**Extracted records**
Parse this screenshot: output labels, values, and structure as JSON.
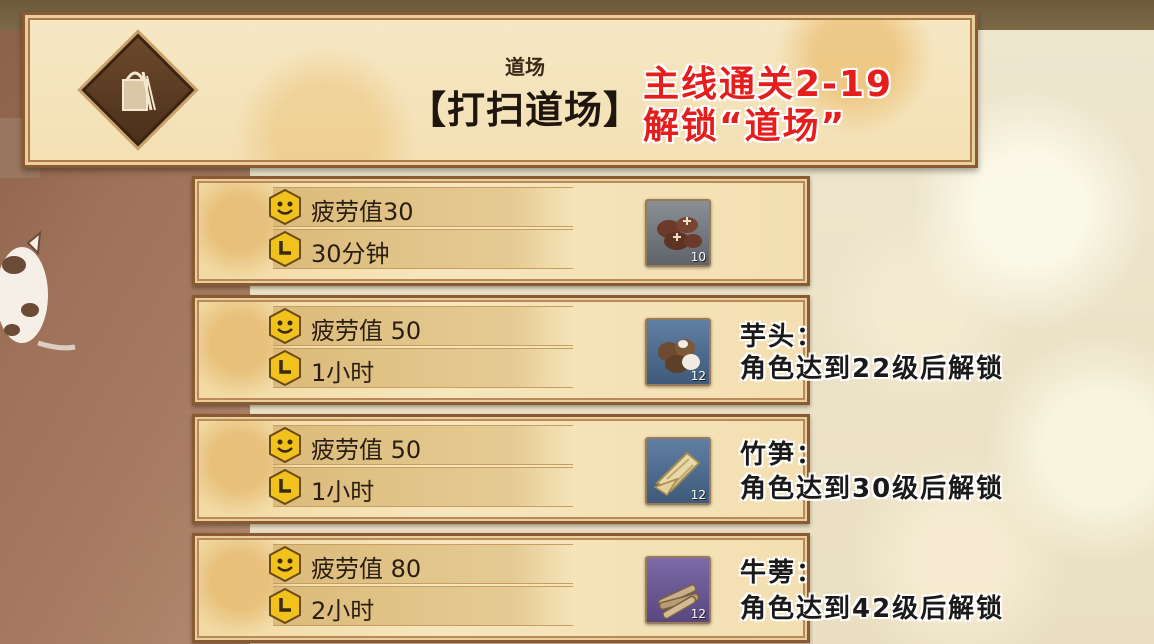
{
  "header": {
    "small_title": "道场",
    "main_title": "【打扫道场】",
    "note_line1": "主线通关2-19",
    "note_line2": "解锁“道场”",
    "icon": "bucket-icon"
  },
  "tasks": [
    {
      "fatigue_label": "疲劳值30",
      "time_label": "30分钟",
      "item_icon": "mushroom-icon",
      "item_count": "10",
      "unlock_line1": "",
      "unlock_line2": ""
    },
    {
      "fatigue_label": "疲劳值 50",
      "time_label": "1小时",
      "item_icon": "taro-icon",
      "item_count": "12",
      "unlock_line1": "芋头：",
      "unlock_line2": "角色达到22级后解锁"
    },
    {
      "fatigue_label": "疲劳值 50",
      "time_label": "1小时",
      "item_icon": "bamboo-shoot-icon",
      "item_count": "12",
      "unlock_line1": "竹笋：",
      "unlock_line2": "角色达到30级后解锁"
    },
    {
      "fatigue_label": "疲劳值 80",
      "time_label": "2小时",
      "item_icon": "burdock-icon",
      "item_count": "12",
      "unlock_line1": "牛蒡：",
      "unlock_line2": "角色达到42级后解锁"
    }
  ],
  "colors": {
    "note_red": "#e51d1d",
    "frame_brown": "#8a5a33",
    "panel_gold": "#f3dfb2"
  }
}
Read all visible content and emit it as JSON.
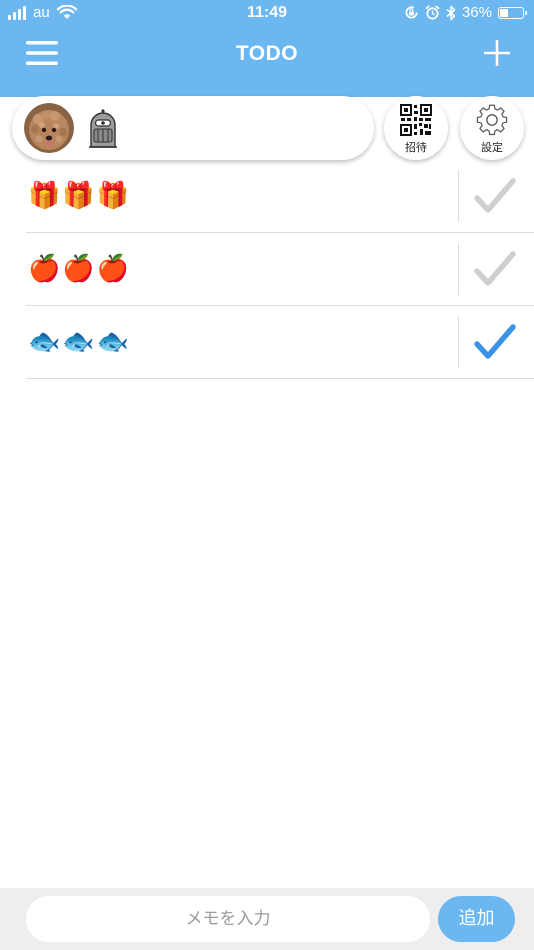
{
  "status_bar": {
    "carrier": "au",
    "time": "11:49",
    "battery_percent": "36%",
    "battery_level": 0.36,
    "icons": [
      "signal-icon",
      "wifi-icon",
      "rotation-lock-icon",
      "alarm-icon",
      "bluetooth-icon",
      "battery-icon"
    ]
  },
  "header": {
    "title": "TODO",
    "menu_icon": "hamburger-menu-icon",
    "add_icon": "plus-icon"
  },
  "members": {
    "avatars": [
      "dog-avatar",
      "robot-avatar"
    ]
  },
  "actions": {
    "invite_label": "招待",
    "invite_icon": "qr-code-icon",
    "settings_label": "設定",
    "settings_icon": "gear-icon"
  },
  "todos": [
    {
      "text": "🎁🎁🎁",
      "done": false
    },
    {
      "text": "🍎🍎🍎",
      "done": false
    },
    {
      "text": "🐟🐟🐟",
      "done": true
    }
  ],
  "colors": {
    "accent": "#6cb7f0",
    "check_done": "#3a93e6",
    "check_pending": "#cfcfcf"
  },
  "input": {
    "placeholder": "メモを入力",
    "value": "",
    "add_label": "追加"
  }
}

**Aim of the task**
Without the pictures, write out every entry precisely as it appears.

**Answer to the problem**
Parse this screenshot: output labels, values, and structure as JSON.
{
  "header": {
    "small_title": "道场",
    "main_title": "【打扫道场】",
    "note_line1": "主线通关2-19",
    "note_line2": "解锁“道场”",
    "icon": "bucket-icon"
  },
  "tasks": [
    {
      "fatigue_label": "疲劳值30",
      "time_label": "30分钟",
      "item_icon": "mushroom-icon",
      "item_count": "10",
      "unlock_line1": "",
      "unlock_line2": ""
    },
    {
      "fatigue_label": "疲劳值 50",
      "time_label": "1小时",
      "item_icon": "taro-icon",
      "item_count": "12",
      "unlock_line1": "芋头：",
      "unlock_line2": "角色达到22级后解锁"
    },
    {
      "fatigue_label": "疲劳值 50",
      "time_label": "1小时",
      "item_icon": "bamboo-shoot-icon",
      "item_count": "12",
      "unlock_line1": "竹笋：",
      "unlock_line2": "角色达到30级后解锁"
    },
    {
      "fatigue_label": "疲劳值 80",
      "time_label": "2小时",
      "item_icon": "burdock-icon",
      "item_count": "12",
      "unlock_line1": "牛蒡：",
      "unlock_line2": "角色达到42级后解锁"
    }
  ],
  "colors": {
    "note_red": "#e51d1d",
    "frame_brown": "#8a5a33",
    "panel_gold": "#f3dfb2"
  }
}
Read all visible content and emit it as JSON.
{
  "status_bar": {
    "carrier": "au",
    "time": "11:49",
    "battery_percent": "36%",
    "battery_level": 0.36,
    "icons": [
      "signal-icon",
      "wifi-icon",
      "rotation-lock-icon",
      "alarm-icon",
      "bluetooth-icon",
      "battery-icon"
    ]
  },
  "header": {
    "title": "TODO",
    "menu_icon": "hamburger-menu-icon",
    "add_icon": "plus-icon"
  },
  "members": {
    "avatars": [
      "dog-avatar",
      "robot-avatar"
    ]
  },
  "actions": {
    "invite_label": "招待",
    "invite_icon": "qr-code-icon",
    "settings_label": "設定",
    "settings_icon": "gear-icon"
  },
  "todos": [
    {
      "text": "🎁🎁🎁",
      "done": false
    },
    {
      "text": "🍎🍎🍎",
      "done": false
    },
    {
      "text": "🐟🐟🐟",
      "done": true
    }
  ],
  "colors": {
    "accent": "#6cb7f0",
    "check_done": "#3a93e6",
    "check_pending": "#cfcfcf"
  },
  "input": {
    "placeholder": "メモを入力",
    "value": "",
    "add_label": "追加"
  }
}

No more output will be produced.